## BEGIN PROVIDED RECORDS

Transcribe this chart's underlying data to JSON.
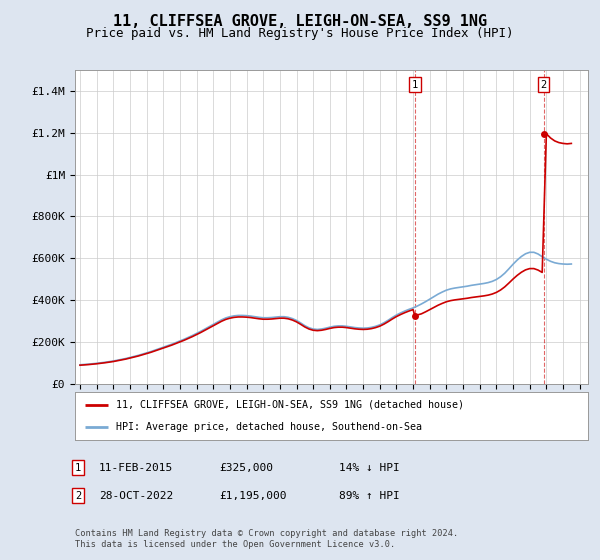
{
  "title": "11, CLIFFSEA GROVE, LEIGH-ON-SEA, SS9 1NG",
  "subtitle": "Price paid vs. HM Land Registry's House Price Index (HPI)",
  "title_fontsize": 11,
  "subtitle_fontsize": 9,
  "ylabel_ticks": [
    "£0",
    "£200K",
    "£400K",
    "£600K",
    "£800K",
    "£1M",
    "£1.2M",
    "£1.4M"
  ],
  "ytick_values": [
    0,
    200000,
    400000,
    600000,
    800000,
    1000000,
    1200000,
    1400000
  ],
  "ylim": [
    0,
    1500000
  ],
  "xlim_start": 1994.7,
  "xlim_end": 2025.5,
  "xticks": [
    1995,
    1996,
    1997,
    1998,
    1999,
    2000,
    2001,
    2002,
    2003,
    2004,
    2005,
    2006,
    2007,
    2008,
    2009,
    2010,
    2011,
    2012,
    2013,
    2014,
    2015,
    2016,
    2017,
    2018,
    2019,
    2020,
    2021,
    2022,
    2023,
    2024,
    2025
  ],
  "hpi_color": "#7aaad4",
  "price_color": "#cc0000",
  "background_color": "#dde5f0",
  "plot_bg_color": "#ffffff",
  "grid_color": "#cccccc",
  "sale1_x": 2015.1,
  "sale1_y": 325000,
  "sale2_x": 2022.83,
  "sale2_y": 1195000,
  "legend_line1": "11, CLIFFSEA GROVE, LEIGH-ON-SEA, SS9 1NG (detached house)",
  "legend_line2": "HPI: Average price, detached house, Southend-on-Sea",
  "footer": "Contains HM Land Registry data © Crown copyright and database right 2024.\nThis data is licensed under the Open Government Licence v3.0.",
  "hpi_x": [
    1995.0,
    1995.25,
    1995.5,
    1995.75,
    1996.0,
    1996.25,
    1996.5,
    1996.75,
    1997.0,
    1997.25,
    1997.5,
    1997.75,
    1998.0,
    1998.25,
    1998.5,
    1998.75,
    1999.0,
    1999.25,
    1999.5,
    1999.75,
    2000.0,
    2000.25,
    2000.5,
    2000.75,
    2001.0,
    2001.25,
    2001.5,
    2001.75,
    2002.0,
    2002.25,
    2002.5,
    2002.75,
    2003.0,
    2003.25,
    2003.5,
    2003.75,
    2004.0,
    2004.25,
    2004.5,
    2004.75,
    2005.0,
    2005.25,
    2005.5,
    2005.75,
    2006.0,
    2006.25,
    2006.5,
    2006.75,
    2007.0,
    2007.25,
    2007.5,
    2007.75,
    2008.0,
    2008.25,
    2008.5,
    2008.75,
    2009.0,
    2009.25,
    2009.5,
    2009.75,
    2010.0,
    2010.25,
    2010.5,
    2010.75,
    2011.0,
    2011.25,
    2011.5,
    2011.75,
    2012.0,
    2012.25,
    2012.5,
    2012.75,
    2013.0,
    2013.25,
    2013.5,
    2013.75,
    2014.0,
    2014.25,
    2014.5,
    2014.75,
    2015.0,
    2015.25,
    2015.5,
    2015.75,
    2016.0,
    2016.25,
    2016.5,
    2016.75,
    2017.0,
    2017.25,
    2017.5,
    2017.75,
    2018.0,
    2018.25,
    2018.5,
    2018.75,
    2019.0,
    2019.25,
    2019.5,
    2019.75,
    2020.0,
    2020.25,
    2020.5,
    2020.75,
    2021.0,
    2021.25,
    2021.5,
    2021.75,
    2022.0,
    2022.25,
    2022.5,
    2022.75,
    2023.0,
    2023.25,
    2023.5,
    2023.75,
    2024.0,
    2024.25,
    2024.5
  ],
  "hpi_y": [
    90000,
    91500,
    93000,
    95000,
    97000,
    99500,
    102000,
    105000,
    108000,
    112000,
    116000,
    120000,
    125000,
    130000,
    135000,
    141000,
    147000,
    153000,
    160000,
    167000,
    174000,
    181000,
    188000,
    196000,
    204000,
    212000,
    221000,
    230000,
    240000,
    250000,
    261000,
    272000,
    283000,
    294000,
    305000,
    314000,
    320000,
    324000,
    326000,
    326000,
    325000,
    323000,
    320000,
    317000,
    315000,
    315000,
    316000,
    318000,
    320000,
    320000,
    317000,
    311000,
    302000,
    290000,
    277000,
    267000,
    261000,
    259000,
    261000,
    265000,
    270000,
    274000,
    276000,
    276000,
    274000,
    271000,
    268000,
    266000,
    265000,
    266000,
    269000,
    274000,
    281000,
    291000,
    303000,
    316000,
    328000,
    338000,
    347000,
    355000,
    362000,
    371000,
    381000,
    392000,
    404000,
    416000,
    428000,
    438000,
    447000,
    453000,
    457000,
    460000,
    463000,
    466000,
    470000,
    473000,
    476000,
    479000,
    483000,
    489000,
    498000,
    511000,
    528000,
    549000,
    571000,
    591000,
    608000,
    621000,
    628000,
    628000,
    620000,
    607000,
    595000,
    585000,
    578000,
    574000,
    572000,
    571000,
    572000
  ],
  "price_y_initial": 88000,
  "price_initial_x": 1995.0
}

## END PROVIDED RECORDS

AIM OF THE EXERCISE
Repeat the material above verbatim, with no pictures in the output.

COMPLETE RESPONSE
Transcribe this chart's underlying data to JSON.
{
  "title": "11, CLIFFSEA GROVE, LEIGH-ON-SEA, SS9 1NG",
  "subtitle": "Price paid vs. HM Land Registry's House Price Index (HPI)",
  "title_fontsize": 11,
  "subtitle_fontsize": 9,
  "ylabel_ticks": [
    "£0",
    "£200K",
    "£400K",
    "£600K",
    "£800K",
    "£1M",
    "£1.2M",
    "£1.4M"
  ],
  "ytick_values": [
    0,
    200000,
    400000,
    600000,
    800000,
    1000000,
    1200000,
    1400000
  ],
  "ylim": [
    0,
    1500000
  ],
  "xlim_start": 1994.7,
  "xlim_end": 2025.5,
  "xticks": [
    1995,
    1996,
    1997,
    1998,
    1999,
    2000,
    2001,
    2002,
    2003,
    2004,
    2005,
    2006,
    2007,
    2008,
    2009,
    2010,
    2011,
    2012,
    2013,
    2014,
    2015,
    2016,
    2017,
    2018,
    2019,
    2020,
    2021,
    2022,
    2023,
    2024,
    2025
  ],
  "hpi_color": "#7aaad4",
  "price_color": "#cc0000",
  "background_color": "#dde5f0",
  "plot_bg_color": "#ffffff",
  "grid_color": "#cccccc",
  "sale1_x": 2015.1,
  "sale1_y": 325000,
  "sale2_x": 2022.83,
  "sale2_y": 1195000,
  "legend_line1": "11, CLIFFSEA GROVE, LEIGH-ON-SEA, SS9 1NG (detached house)",
  "legend_line2": "HPI: Average price, detached house, Southend-on-Sea",
  "footer": "Contains HM Land Registry data © Crown copyright and database right 2024.\nThis data is licensed under the Open Government Licence v3.0.",
  "hpi_x": [
    1995.0,
    1995.25,
    1995.5,
    1995.75,
    1996.0,
    1996.25,
    1996.5,
    1996.75,
    1997.0,
    1997.25,
    1997.5,
    1997.75,
    1998.0,
    1998.25,
    1998.5,
    1998.75,
    1999.0,
    1999.25,
    1999.5,
    1999.75,
    2000.0,
    2000.25,
    2000.5,
    2000.75,
    2001.0,
    2001.25,
    2001.5,
    2001.75,
    2002.0,
    2002.25,
    2002.5,
    2002.75,
    2003.0,
    2003.25,
    2003.5,
    2003.75,
    2004.0,
    2004.25,
    2004.5,
    2004.75,
    2005.0,
    2005.25,
    2005.5,
    2005.75,
    2006.0,
    2006.25,
    2006.5,
    2006.75,
    2007.0,
    2007.25,
    2007.5,
    2007.75,
    2008.0,
    2008.25,
    2008.5,
    2008.75,
    2009.0,
    2009.25,
    2009.5,
    2009.75,
    2010.0,
    2010.25,
    2010.5,
    2010.75,
    2011.0,
    2011.25,
    2011.5,
    2011.75,
    2012.0,
    2012.25,
    2012.5,
    2012.75,
    2013.0,
    2013.25,
    2013.5,
    2013.75,
    2014.0,
    2014.25,
    2014.5,
    2014.75,
    2015.0,
    2015.25,
    2015.5,
    2015.75,
    2016.0,
    2016.25,
    2016.5,
    2016.75,
    2017.0,
    2017.25,
    2017.5,
    2017.75,
    2018.0,
    2018.25,
    2018.5,
    2018.75,
    2019.0,
    2019.25,
    2019.5,
    2019.75,
    2020.0,
    2020.25,
    2020.5,
    2020.75,
    2021.0,
    2021.25,
    2021.5,
    2021.75,
    2022.0,
    2022.25,
    2022.5,
    2022.75,
    2023.0,
    2023.25,
    2023.5,
    2023.75,
    2024.0,
    2024.25,
    2024.5
  ],
  "hpi_y": [
    90000,
    91500,
    93000,
    95000,
    97000,
    99500,
    102000,
    105000,
    108000,
    112000,
    116000,
    120000,
    125000,
    130000,
    135000,
    141000,
    147000,
    153000,
    160000,
    167000,
    174000,
    181000,
    188000,
    196000,
    204000,
    212000,
    221000,
    230000,
    240000,
    250000,
    261000,
    272000,
    283000,
    294000,
    305000,
    314000,
    320000,
    324000,
    326000,
    326000,
    325000,
    323000,
    320000,
    317000,
    315000,
    315000,
    316000,
    318000,
    320000,
    320000,
    317000,
    311000,
    302000,
    290000,
    277000,
    267000,
    261000,
    259000,
    261000,
    265000,
    270000,
    274000,
    276000,
    276000,
    274000,
    271000,
    268000,
    266000,
    265000,
    266000,
    269000,
    274000,
    281000,
    291000,
    303000,
    316000,
    328000,
    338000,
    347000,
    355000,
    362000,
    371000,
    381000,
    392000,
    404000,
    416000,
    428000,
    438000,
    447000,
    453000,
    457000,
    460000,
    463000,
    466000,
    470000,
    473000,
    476000,
    479000,
    483000,
    489000,
    498000,
    511000,
    528000,
    549000,
    571000,
    591000,
    608000,
    621000,
    628000,
    628000,
    620000,
    607000,
    595000,
    585000,
    578000,
    574000,
    572000,
    571000,
    572000
  ],
  "price_y_initial": 88000,
  "price_initial_x": 1995.0
}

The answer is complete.